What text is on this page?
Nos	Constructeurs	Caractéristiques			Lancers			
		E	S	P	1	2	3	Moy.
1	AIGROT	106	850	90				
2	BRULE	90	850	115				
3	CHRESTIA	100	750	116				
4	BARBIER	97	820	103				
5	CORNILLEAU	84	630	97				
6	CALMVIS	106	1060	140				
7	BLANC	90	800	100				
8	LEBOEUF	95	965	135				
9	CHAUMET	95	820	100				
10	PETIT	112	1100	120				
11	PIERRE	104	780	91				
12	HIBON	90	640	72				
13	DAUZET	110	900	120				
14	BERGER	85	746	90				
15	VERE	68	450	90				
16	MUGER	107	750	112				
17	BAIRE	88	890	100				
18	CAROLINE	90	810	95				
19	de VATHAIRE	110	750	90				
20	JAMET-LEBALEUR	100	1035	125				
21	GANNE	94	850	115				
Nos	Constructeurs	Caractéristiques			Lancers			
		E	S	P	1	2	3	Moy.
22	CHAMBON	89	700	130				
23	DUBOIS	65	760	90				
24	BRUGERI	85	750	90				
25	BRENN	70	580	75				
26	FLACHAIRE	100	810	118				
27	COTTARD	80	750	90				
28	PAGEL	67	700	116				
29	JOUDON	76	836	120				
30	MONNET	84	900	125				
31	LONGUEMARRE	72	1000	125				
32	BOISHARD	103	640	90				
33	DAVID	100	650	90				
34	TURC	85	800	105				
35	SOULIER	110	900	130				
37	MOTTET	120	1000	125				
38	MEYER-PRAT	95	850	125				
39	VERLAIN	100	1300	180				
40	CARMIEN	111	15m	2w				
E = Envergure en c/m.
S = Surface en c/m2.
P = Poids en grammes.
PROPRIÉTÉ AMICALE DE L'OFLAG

· · · · ·

WHAT TO PRODUCE: Reproduce all the records precisely.

ANSWER TO THE PROBLEM:
What text is on this page?
Nos	Constructeurs	Caractéristiques			Lancers			
		E	S	P	1	2	3	Moy.
1	AIGROT	106	850	90				
2	BRULE	90	850	115				
3	CHRESTIA	100	750	116				
4	BARBIER	97	820	103				
5	CORNILLEAU	84	630	97				
6	CALMVIS	106	1060	140				
7	BLANC	90	800	100				
8	LEBOEUF	95	965	135				
9	CHAUMET	95	820	100				
10	PETIT	112	1100	120				
11	PIERRE	104	780	91				
12	HIBON	90	640	72				
13	DAUZET	110	900	120				
14	BERGER	85	746	90				
15	VERE	68	450	90				
16	MUGER	107	750	112				
17	BAIRE	88	890	100				
18	CAROLINE	90	810	95				
19	de VATHAIRE	110	750	90				
20	JAMET-LEBALEUR	100	1035	125				
21	GANNE	94	850	115				
Nos	Constructeurs	Caractéristiques			Lancers			
		E	S	P	1	2	3	Moy.
22	CHAMBON	89	700	130				
23	DUBOIS	65	760	90				
24	BRUGERI	85	750	90				
25	BRENN	70	580	75				
26	FLACHAIRE	100	810	118				
27	COTTARD	80	750	90				
28	PAGEL	67	700	116				
29	JOUDON	76	836	120				
30	MONNET	84	900	125				
31	LONGUEMARRE	72	1000	125				
32	BOISHARD	103	640	90				
33	DAVID	100	650	90				
34	TURC	85	800	105				
35	SOULIER	110	900	130				
37	MOTTET	120	1000	125				
38	MEYER-PRAT	95	850	125				
39	VERLAIN	100	1300	180				
40	CARMIEN	111	15m	2w				
E = Envergure en c/m.
S = Surface en c/m2.
P = Poids en grammes.
PROPRIÉTÉ AMICALE DE L'OFLAG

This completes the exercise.